◆ WHAT TO DO:
Whenever a line of the data below holds the string "fold", copy that line.

-- Opening Marker --

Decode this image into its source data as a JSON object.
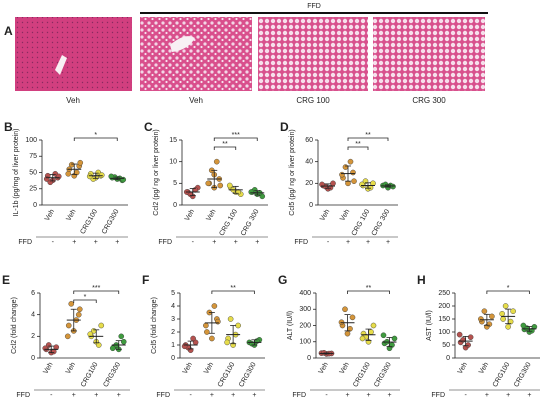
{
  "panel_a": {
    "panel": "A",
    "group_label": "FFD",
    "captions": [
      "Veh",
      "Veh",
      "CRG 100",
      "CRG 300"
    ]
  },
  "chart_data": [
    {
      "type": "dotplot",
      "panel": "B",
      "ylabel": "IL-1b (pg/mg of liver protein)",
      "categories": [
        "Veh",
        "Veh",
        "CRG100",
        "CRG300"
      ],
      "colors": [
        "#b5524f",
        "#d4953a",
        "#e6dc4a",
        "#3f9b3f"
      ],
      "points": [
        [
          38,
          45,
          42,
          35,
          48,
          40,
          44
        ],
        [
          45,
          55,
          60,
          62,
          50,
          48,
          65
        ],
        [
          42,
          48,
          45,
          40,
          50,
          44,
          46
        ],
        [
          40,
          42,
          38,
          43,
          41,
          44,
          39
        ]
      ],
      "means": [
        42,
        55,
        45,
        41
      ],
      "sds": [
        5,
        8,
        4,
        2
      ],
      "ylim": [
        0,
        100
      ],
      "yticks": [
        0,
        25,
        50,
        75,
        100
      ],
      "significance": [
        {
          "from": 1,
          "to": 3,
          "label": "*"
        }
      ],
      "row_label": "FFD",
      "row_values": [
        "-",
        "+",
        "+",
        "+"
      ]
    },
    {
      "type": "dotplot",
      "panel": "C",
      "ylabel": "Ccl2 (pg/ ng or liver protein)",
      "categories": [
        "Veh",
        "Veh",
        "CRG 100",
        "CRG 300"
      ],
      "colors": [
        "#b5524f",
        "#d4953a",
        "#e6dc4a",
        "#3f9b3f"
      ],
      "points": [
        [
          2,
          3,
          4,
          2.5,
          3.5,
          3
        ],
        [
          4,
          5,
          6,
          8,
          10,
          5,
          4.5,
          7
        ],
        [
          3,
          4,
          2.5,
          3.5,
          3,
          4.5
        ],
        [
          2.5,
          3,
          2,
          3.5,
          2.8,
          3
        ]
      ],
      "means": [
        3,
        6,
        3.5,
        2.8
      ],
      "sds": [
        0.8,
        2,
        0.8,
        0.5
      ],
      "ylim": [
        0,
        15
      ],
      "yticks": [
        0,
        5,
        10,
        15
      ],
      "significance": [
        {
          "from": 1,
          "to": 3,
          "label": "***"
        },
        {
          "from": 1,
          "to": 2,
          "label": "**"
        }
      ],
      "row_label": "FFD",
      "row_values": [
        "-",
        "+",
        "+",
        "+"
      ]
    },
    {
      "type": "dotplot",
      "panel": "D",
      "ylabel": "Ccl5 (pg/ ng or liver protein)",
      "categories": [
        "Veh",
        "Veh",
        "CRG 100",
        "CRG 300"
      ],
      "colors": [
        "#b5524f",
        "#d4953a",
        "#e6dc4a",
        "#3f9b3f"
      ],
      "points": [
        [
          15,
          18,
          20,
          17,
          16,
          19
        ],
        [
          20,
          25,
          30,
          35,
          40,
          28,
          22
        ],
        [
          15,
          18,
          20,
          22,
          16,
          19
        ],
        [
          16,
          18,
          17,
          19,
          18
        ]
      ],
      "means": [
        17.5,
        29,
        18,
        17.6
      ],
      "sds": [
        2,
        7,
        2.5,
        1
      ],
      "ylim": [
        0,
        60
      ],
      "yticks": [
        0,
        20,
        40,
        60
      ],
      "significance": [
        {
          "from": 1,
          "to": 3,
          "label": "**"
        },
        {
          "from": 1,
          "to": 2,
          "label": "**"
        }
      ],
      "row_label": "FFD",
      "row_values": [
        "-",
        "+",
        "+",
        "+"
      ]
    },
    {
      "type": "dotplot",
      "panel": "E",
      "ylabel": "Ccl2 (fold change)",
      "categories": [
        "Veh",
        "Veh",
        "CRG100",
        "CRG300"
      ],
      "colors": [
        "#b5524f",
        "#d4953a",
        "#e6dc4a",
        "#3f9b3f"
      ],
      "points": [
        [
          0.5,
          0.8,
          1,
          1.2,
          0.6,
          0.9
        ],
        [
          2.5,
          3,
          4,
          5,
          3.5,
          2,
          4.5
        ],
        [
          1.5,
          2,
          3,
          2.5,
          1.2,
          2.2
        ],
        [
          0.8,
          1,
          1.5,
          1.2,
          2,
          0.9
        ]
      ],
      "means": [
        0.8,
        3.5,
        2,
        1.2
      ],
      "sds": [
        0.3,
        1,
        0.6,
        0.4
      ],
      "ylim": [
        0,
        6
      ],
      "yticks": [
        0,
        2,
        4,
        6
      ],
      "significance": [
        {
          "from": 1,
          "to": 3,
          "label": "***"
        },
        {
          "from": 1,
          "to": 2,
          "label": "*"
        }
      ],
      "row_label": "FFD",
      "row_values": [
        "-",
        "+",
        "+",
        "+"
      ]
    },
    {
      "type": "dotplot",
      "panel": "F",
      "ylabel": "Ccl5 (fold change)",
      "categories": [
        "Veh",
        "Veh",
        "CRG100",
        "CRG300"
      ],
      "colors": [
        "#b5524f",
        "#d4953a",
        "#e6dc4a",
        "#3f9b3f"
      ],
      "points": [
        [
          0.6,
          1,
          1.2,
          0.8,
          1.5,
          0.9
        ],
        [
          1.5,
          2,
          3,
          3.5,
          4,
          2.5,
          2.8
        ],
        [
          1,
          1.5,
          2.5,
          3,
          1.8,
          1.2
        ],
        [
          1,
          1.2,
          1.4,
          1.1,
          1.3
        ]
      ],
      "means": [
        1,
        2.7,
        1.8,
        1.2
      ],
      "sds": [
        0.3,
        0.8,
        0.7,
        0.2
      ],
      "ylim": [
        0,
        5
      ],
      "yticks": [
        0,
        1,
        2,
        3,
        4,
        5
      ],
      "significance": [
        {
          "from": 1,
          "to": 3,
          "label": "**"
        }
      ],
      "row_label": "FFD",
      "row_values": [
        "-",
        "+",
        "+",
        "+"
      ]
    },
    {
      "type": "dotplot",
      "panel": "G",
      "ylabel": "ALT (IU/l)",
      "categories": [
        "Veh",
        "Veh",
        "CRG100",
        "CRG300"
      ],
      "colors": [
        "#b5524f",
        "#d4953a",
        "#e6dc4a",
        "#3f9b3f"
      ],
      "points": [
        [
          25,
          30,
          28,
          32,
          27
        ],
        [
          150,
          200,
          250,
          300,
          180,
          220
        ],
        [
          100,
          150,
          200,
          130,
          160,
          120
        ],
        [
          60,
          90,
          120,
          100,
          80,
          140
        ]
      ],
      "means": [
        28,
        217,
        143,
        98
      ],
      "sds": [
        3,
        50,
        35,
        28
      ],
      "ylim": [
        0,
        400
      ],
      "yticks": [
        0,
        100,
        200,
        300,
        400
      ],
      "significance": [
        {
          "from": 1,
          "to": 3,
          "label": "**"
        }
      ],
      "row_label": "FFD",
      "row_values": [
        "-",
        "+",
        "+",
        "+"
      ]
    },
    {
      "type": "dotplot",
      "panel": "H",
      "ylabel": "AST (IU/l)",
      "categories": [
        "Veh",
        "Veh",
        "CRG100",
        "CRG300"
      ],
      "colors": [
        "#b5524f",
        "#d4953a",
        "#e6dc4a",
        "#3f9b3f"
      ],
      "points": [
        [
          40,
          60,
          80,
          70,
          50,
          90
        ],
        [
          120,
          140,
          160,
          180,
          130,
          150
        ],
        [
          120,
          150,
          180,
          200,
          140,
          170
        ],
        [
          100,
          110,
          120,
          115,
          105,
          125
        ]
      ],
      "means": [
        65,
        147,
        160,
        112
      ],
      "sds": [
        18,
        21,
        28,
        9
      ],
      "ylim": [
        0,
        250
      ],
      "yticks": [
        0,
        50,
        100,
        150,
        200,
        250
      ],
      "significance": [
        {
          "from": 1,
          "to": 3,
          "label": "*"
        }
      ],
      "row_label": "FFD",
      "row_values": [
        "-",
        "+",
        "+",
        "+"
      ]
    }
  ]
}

-- Closing Marker --
-- Opening Marker --

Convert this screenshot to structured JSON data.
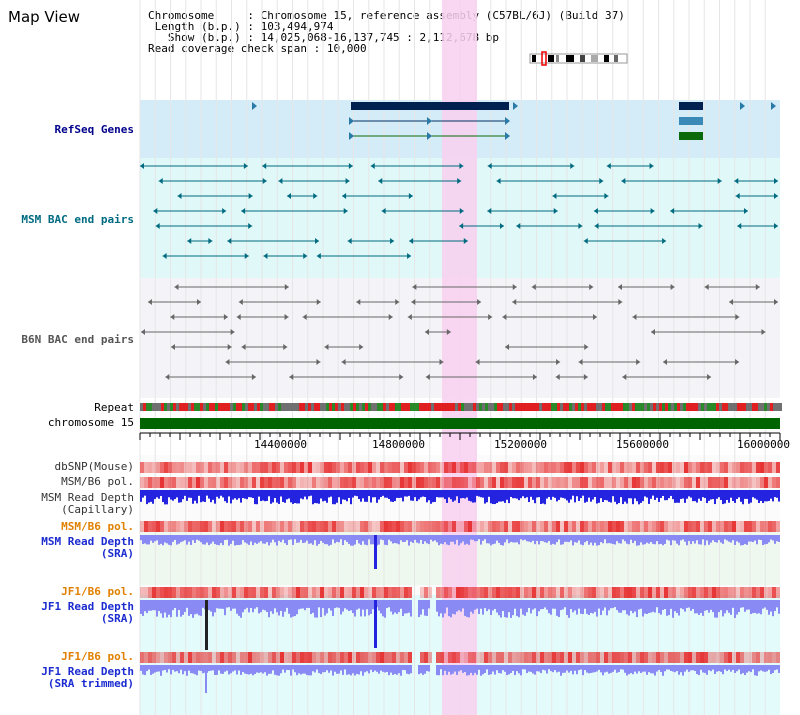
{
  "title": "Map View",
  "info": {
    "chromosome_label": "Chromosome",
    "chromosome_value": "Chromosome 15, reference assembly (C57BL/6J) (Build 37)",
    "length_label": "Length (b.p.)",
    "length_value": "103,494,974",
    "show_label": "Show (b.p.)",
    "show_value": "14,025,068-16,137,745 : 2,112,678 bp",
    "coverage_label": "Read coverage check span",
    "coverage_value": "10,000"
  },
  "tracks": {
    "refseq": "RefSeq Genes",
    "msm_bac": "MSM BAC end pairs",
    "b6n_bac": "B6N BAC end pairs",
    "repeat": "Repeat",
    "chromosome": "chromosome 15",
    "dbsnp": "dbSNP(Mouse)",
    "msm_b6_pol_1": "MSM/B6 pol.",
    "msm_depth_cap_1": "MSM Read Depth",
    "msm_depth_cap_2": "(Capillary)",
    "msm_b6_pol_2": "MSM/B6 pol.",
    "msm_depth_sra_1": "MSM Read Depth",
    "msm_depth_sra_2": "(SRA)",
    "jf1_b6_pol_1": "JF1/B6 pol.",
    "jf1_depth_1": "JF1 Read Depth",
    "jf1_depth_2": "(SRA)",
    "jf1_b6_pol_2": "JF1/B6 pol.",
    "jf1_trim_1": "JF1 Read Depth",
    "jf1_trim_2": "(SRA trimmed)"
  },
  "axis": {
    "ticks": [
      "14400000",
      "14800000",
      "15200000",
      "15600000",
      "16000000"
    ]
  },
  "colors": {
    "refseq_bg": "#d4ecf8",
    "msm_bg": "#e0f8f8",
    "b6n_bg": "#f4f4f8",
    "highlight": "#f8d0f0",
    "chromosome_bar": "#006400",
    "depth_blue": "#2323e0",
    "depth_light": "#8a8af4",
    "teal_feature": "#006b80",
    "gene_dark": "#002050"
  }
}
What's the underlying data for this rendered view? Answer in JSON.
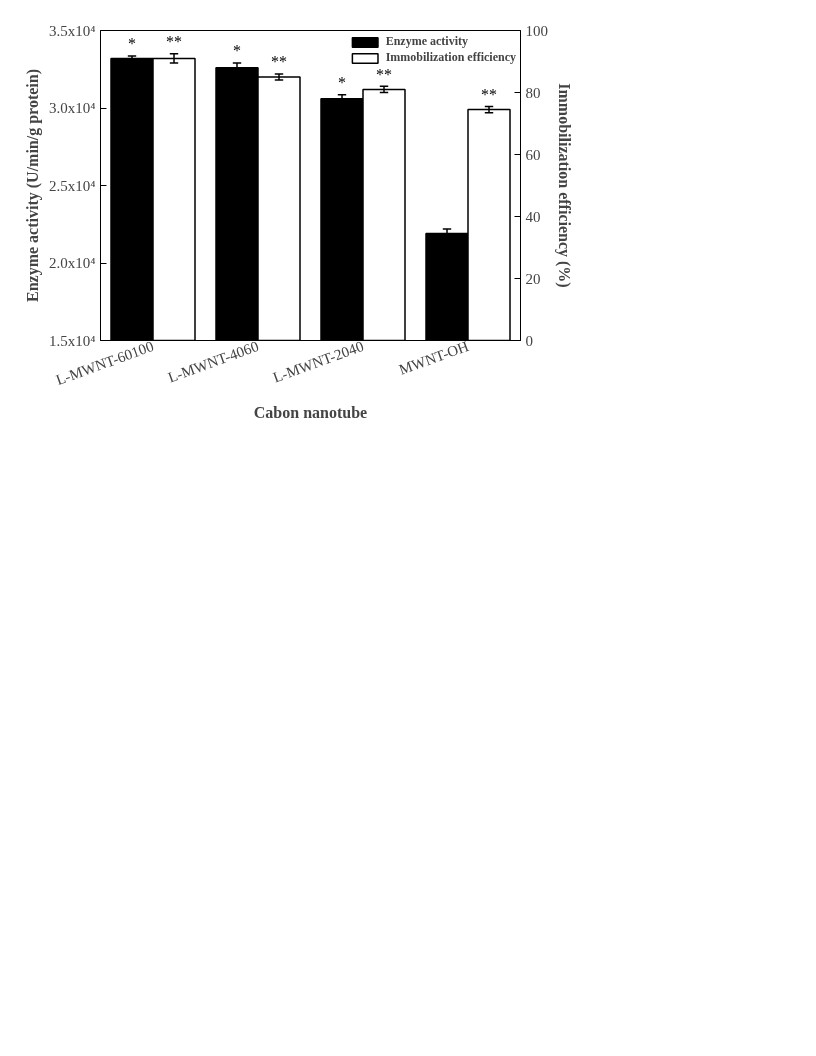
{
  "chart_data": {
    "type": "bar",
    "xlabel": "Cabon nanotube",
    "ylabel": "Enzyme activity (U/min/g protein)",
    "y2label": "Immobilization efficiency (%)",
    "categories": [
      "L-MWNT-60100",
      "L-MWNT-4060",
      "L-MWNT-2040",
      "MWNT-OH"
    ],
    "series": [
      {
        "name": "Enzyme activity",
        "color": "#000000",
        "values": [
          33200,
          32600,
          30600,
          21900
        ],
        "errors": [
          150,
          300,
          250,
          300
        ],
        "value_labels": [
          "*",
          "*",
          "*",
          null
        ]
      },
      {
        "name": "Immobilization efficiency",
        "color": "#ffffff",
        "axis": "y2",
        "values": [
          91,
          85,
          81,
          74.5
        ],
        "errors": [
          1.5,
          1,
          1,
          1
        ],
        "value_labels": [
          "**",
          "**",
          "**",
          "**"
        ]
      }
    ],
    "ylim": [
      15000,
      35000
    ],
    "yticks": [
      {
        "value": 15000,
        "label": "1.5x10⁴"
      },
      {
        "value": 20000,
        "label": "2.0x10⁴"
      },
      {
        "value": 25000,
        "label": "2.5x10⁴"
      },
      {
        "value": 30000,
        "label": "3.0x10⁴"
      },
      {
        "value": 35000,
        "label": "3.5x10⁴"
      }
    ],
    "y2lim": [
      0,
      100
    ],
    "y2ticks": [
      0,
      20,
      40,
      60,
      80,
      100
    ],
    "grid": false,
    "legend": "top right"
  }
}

-- Closing Marker --
-- Opening Marker --

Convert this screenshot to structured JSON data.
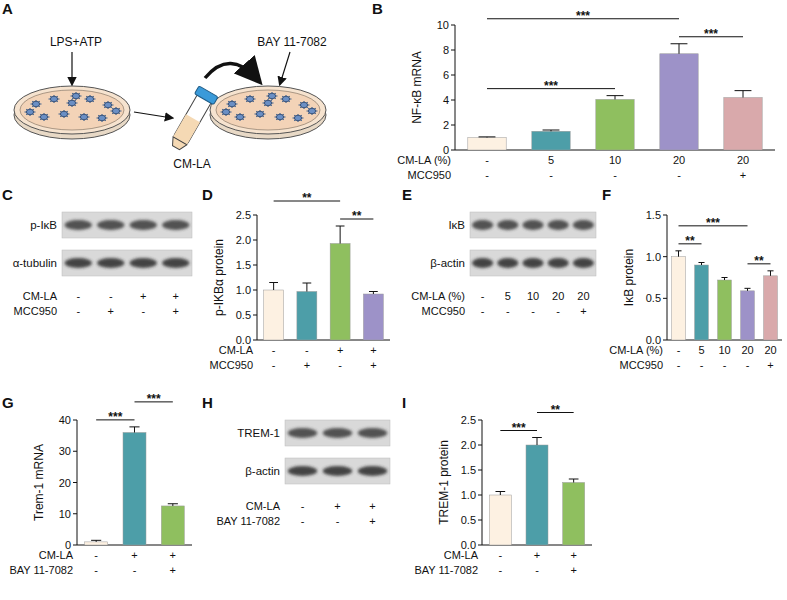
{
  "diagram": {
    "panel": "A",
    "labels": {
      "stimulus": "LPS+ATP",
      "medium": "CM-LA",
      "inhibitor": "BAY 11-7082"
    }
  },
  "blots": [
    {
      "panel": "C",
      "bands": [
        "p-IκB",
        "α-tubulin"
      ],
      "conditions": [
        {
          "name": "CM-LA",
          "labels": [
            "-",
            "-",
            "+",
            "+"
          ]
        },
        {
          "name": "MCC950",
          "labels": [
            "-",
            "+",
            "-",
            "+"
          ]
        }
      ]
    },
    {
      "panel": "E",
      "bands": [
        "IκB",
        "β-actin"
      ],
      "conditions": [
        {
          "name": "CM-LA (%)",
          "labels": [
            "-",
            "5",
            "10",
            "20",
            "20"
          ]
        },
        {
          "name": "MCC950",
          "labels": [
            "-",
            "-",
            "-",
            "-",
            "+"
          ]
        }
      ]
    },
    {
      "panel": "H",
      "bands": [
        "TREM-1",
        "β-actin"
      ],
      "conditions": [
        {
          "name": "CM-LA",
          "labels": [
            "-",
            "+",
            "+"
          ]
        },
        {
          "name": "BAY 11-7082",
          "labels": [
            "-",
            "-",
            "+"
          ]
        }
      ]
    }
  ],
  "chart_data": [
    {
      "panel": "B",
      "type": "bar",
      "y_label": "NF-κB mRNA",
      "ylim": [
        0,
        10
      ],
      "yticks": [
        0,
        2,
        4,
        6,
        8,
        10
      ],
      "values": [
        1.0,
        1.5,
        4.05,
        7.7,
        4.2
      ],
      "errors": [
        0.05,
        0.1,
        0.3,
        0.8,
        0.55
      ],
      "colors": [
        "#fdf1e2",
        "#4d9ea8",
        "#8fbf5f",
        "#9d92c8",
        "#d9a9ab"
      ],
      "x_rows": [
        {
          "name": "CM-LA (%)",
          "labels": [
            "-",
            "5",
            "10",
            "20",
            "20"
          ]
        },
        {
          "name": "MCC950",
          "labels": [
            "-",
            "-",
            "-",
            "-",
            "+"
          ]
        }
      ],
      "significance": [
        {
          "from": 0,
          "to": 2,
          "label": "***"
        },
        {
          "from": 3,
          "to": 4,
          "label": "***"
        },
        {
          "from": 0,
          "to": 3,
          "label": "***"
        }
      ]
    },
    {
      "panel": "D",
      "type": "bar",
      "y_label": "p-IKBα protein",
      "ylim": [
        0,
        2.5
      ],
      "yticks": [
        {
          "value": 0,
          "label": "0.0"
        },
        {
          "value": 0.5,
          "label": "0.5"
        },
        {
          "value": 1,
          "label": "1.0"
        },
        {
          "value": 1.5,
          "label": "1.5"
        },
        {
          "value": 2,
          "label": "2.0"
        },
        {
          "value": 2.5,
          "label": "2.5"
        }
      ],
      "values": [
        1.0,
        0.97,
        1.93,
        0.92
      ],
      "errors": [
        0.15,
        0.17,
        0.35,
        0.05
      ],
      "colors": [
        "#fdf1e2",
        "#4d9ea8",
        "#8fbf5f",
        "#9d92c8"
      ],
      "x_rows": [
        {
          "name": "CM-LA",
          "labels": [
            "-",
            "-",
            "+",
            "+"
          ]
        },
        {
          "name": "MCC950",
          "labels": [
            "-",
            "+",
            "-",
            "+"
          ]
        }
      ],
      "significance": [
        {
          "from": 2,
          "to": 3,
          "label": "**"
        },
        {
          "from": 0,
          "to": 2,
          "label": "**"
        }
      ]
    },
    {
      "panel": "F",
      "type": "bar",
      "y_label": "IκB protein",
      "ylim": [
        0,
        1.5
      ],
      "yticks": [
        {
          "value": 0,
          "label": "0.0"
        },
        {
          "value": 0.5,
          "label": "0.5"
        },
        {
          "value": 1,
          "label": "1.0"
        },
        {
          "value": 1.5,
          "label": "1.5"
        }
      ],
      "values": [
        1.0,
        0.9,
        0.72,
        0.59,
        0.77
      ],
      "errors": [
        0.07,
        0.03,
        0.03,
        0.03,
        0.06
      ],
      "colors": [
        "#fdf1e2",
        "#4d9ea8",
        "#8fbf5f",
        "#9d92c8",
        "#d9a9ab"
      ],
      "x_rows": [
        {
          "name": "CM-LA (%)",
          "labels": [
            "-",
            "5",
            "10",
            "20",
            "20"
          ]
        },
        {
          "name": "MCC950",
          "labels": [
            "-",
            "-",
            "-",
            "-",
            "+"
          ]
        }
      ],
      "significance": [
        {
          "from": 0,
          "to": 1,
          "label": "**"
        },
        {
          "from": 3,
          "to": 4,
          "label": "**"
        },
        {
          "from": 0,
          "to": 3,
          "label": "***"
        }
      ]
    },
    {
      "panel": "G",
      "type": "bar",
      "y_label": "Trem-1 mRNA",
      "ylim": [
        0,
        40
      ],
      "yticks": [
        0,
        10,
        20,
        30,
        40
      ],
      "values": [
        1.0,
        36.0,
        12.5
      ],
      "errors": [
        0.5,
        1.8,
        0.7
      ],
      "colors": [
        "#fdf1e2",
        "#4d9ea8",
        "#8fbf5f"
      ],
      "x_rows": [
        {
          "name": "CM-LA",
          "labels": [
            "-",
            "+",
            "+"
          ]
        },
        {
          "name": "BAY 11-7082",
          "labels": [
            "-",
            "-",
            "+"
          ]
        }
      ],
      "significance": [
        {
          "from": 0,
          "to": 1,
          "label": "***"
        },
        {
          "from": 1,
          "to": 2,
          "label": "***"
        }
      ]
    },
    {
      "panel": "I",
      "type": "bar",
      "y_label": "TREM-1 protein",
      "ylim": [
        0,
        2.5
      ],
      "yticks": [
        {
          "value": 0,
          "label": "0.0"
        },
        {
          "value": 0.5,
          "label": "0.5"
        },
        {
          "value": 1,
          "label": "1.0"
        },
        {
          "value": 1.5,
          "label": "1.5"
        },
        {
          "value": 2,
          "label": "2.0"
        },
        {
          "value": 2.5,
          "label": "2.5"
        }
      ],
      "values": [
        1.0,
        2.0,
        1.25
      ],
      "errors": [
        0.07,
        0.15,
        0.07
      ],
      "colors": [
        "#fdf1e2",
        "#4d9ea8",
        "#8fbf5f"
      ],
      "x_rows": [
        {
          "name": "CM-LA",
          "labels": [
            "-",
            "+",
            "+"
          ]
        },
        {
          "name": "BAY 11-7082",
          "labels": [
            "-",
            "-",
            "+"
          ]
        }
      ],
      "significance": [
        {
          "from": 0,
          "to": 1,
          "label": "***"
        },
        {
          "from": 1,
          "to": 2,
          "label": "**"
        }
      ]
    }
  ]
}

-- Closing Marker --

◆ TASK RESULT:
      "ylabel": "Ccl2 (fold change)",
      "ylabel": "Ccl5 (fold change)",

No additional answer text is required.